* **RECORD LIST**
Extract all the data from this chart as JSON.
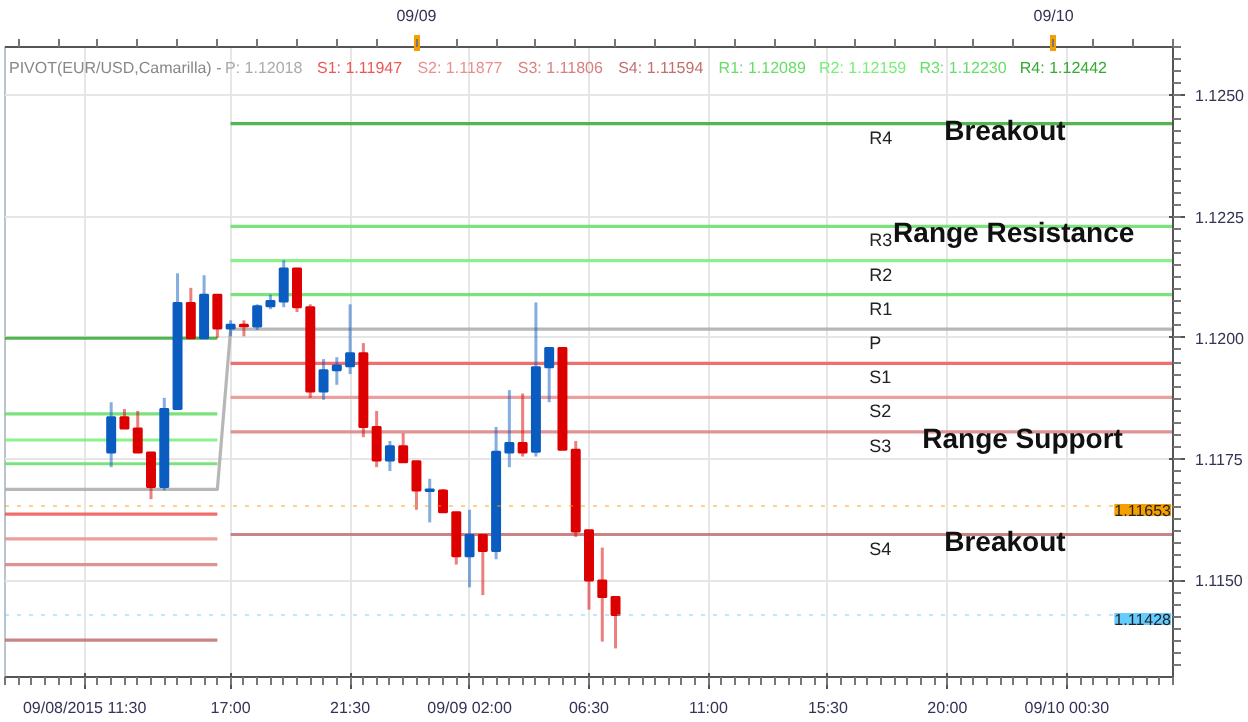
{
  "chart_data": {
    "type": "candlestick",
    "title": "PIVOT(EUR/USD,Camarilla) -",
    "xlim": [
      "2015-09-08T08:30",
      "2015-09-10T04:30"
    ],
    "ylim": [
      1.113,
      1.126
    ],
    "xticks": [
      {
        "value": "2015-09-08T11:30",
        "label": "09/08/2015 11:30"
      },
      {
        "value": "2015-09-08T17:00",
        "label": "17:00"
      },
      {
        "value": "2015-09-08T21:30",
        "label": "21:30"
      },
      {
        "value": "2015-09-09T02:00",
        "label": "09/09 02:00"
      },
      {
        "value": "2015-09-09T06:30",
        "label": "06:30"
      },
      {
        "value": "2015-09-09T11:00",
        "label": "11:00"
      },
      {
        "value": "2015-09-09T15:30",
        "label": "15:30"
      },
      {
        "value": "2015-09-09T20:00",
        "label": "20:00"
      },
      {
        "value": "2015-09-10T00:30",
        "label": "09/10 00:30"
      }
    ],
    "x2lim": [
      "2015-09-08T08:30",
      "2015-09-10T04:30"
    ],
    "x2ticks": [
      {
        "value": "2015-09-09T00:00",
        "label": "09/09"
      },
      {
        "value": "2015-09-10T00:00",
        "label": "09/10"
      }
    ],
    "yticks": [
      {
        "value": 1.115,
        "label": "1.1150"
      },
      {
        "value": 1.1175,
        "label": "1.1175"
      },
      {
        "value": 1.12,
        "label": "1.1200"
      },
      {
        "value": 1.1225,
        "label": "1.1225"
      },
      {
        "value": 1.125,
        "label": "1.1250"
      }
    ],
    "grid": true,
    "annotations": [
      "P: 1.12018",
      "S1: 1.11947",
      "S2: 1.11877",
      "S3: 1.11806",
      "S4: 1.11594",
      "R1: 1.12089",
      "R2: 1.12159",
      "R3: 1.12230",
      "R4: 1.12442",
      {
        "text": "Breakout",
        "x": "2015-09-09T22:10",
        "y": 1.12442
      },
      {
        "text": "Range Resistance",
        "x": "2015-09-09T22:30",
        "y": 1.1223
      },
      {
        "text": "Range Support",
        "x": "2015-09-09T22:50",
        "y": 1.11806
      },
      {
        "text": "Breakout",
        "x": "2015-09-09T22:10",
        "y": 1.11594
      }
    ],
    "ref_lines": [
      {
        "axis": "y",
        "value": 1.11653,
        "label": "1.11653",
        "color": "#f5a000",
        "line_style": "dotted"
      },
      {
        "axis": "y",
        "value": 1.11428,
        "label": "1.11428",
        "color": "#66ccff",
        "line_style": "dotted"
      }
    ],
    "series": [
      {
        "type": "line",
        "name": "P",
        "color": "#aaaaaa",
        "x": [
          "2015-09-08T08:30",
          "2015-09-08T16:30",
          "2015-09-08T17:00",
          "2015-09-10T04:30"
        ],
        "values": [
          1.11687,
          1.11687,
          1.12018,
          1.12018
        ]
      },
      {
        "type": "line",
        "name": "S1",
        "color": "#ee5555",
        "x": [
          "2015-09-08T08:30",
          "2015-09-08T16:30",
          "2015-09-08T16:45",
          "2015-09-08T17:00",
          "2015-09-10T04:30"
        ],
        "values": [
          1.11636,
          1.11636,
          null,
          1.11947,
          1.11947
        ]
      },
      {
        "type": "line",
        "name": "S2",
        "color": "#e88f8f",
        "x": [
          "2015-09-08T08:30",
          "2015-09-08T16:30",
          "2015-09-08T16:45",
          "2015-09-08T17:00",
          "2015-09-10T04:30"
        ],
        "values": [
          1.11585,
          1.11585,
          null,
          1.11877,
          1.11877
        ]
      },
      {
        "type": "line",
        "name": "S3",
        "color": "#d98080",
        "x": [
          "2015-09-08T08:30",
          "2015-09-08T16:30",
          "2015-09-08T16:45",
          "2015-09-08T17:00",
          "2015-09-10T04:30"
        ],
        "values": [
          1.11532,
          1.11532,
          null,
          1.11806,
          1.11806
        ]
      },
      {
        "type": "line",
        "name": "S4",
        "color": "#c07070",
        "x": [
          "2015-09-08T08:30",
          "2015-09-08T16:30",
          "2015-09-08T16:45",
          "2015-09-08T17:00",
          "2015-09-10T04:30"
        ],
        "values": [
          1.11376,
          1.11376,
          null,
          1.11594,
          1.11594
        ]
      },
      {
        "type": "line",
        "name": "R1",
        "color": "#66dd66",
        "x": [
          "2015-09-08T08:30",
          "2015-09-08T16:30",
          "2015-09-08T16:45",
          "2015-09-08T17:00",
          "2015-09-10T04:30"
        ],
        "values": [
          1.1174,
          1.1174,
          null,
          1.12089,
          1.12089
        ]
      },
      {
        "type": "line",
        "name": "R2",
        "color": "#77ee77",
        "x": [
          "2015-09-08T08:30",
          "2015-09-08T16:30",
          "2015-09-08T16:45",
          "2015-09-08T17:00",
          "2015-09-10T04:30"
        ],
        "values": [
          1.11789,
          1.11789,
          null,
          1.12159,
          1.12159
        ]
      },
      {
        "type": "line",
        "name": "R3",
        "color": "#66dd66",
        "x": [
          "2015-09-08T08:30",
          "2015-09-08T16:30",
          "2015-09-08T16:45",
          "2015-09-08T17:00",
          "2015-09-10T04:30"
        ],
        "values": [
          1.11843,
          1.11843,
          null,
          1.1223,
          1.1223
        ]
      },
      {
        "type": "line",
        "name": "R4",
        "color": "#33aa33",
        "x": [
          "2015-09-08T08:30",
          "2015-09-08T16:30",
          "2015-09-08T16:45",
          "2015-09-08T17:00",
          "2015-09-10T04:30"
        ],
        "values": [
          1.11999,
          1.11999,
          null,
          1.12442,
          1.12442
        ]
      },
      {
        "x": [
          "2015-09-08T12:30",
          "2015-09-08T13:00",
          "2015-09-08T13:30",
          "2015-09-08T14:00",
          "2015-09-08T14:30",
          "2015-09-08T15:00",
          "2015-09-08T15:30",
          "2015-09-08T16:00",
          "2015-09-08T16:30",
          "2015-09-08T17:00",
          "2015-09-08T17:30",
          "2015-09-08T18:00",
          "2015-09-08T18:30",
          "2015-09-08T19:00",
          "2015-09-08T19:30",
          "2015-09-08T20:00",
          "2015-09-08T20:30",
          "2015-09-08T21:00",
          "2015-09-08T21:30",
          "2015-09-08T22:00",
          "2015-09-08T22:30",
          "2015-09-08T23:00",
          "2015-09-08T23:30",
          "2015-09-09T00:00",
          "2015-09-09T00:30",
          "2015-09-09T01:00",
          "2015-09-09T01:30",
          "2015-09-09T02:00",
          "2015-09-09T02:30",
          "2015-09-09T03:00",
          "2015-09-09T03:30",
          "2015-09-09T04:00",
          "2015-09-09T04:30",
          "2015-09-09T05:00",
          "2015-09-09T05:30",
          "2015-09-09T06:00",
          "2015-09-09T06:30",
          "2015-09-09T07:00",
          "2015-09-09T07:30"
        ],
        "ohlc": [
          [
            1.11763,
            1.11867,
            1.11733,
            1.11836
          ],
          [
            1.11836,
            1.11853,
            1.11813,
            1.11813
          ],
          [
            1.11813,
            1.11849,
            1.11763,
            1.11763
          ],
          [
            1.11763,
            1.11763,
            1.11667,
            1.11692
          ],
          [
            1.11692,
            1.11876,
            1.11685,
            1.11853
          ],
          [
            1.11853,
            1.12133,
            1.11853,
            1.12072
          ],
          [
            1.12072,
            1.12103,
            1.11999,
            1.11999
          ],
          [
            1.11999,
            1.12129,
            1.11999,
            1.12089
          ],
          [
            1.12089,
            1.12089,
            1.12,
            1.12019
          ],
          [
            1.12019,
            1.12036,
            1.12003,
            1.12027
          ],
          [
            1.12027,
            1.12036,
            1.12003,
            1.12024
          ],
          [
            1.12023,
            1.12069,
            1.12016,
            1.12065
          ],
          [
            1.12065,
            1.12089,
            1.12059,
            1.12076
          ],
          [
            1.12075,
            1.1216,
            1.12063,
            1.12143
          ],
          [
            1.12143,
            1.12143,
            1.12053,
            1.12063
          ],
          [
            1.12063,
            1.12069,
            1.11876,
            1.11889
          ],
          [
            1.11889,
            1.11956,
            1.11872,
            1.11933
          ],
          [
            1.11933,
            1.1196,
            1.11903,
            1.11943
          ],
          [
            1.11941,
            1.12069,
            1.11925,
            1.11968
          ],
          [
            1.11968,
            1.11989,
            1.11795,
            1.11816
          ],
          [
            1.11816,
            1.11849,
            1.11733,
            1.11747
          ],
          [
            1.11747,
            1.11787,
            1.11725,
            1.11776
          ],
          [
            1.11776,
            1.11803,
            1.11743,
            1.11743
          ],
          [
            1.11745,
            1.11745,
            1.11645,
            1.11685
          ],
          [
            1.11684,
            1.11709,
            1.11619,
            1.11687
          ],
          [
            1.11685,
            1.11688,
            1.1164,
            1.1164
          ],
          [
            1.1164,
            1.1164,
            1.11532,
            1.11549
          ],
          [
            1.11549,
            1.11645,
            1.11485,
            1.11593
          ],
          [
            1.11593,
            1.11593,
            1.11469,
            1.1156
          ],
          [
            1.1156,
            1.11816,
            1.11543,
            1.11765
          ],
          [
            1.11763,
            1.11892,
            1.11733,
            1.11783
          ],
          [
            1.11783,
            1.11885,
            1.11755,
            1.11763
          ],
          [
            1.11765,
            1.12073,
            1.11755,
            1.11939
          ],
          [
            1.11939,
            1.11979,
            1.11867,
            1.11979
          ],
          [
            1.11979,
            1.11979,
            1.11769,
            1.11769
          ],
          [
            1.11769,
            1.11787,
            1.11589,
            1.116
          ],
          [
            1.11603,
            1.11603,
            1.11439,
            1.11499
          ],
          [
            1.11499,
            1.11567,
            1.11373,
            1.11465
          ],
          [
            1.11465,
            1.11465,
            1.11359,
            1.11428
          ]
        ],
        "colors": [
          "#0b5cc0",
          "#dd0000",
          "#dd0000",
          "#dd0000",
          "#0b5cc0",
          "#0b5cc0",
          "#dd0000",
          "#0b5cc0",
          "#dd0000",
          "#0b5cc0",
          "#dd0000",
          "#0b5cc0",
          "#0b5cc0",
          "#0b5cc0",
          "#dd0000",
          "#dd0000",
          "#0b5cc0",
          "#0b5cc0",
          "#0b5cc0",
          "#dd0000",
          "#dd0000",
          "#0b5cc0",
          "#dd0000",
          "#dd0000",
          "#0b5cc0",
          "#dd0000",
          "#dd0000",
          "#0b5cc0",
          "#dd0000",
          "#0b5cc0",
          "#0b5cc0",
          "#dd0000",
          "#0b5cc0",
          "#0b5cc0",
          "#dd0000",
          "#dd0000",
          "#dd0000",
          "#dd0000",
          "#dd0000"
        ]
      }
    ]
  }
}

--

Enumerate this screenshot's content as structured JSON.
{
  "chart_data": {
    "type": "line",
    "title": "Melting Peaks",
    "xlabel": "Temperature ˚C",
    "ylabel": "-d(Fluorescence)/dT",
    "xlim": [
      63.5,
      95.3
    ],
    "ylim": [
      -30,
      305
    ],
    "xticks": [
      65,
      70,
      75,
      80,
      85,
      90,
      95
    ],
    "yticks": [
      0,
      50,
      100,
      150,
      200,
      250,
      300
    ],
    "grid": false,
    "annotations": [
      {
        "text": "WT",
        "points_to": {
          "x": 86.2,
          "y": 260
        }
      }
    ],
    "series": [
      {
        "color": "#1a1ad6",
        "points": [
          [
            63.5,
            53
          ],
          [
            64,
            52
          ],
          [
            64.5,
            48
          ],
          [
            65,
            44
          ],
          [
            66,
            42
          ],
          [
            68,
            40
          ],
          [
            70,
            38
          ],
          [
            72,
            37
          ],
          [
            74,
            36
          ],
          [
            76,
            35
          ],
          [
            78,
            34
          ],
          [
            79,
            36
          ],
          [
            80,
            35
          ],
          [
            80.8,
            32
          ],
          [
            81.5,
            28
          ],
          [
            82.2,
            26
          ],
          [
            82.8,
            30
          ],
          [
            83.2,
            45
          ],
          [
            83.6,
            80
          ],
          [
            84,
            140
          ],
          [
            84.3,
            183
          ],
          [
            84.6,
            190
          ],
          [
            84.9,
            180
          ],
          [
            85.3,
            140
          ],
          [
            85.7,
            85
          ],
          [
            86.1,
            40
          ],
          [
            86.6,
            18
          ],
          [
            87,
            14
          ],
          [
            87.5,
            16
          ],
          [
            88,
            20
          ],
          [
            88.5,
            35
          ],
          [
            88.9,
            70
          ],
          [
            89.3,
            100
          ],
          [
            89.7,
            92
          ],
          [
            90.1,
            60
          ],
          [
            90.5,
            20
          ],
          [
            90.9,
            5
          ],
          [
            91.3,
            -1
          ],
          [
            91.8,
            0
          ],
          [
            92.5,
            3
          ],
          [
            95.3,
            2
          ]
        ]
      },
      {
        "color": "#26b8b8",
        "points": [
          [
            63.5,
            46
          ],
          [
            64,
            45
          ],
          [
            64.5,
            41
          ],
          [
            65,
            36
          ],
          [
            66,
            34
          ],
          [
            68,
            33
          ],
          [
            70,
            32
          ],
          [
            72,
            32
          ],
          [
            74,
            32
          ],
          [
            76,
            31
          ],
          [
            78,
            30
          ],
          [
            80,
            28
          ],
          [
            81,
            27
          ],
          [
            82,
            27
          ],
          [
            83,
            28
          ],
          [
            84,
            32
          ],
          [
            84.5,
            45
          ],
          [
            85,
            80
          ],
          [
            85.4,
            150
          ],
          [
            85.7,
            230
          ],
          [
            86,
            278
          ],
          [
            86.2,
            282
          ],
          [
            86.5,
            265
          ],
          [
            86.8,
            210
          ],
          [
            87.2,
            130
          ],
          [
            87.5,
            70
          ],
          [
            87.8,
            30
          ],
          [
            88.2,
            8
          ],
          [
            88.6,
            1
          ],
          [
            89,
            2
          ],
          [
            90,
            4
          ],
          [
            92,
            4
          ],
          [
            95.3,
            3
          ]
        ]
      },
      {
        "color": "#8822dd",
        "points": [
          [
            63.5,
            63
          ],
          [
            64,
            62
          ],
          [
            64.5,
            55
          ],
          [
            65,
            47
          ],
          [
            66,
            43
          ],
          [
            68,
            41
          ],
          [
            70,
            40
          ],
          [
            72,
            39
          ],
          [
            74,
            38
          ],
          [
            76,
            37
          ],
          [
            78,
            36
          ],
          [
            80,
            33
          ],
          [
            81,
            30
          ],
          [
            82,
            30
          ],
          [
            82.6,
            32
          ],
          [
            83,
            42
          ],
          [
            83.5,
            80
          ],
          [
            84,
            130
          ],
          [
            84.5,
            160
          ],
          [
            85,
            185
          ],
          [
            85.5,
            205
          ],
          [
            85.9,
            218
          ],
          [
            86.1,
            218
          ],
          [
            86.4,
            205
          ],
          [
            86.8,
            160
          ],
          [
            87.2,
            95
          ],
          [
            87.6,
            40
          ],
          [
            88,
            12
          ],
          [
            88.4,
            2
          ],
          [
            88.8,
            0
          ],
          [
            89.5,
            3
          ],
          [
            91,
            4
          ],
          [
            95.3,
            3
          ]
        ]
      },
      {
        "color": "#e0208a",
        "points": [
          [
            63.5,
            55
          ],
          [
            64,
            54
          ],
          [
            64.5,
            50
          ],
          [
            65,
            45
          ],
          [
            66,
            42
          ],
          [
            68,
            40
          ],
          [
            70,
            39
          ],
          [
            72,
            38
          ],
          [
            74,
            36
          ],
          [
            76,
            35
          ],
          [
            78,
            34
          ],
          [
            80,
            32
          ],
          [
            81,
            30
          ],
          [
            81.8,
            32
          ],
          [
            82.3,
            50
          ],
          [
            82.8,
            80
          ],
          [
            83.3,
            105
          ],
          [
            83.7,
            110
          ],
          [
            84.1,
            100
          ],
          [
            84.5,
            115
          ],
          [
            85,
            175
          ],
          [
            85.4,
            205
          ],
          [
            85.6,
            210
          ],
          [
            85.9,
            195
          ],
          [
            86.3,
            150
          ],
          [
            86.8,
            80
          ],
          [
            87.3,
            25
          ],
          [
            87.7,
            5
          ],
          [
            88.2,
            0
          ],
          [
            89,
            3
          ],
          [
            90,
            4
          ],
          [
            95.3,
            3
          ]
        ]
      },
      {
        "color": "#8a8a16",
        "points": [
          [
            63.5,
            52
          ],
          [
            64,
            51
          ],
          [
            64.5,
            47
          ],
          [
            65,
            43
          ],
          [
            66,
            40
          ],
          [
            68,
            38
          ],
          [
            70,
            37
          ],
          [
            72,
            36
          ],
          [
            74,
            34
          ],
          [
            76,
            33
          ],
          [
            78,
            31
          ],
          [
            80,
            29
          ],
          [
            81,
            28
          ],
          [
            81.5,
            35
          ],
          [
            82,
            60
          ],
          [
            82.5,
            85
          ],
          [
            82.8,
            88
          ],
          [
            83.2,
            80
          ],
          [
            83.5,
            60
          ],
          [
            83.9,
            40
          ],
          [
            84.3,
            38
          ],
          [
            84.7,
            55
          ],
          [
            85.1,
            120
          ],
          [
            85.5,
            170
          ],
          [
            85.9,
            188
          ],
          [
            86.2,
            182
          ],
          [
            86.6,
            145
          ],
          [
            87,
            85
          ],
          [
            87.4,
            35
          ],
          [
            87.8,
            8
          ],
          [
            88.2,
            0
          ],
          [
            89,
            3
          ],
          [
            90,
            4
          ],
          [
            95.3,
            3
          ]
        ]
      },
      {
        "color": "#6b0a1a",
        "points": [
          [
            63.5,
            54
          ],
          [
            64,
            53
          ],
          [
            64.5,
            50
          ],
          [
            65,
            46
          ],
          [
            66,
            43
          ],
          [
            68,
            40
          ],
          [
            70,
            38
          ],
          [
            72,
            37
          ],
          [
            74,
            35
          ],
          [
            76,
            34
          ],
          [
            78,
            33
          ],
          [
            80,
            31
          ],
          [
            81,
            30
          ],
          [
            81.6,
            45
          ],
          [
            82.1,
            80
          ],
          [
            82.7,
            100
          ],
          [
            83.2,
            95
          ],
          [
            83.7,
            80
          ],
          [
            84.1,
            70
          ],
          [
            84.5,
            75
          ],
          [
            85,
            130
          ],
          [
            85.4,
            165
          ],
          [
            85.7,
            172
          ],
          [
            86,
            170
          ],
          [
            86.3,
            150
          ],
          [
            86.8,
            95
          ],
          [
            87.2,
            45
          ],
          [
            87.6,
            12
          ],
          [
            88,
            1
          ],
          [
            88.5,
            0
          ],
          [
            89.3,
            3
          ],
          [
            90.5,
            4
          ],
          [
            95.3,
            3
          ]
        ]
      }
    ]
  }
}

* **WHAT TO WORK ON**
Give the number of lines that hold the word "Range" in these records, with nothing added.

* **SOLUTION TO THE PROBLEM**
2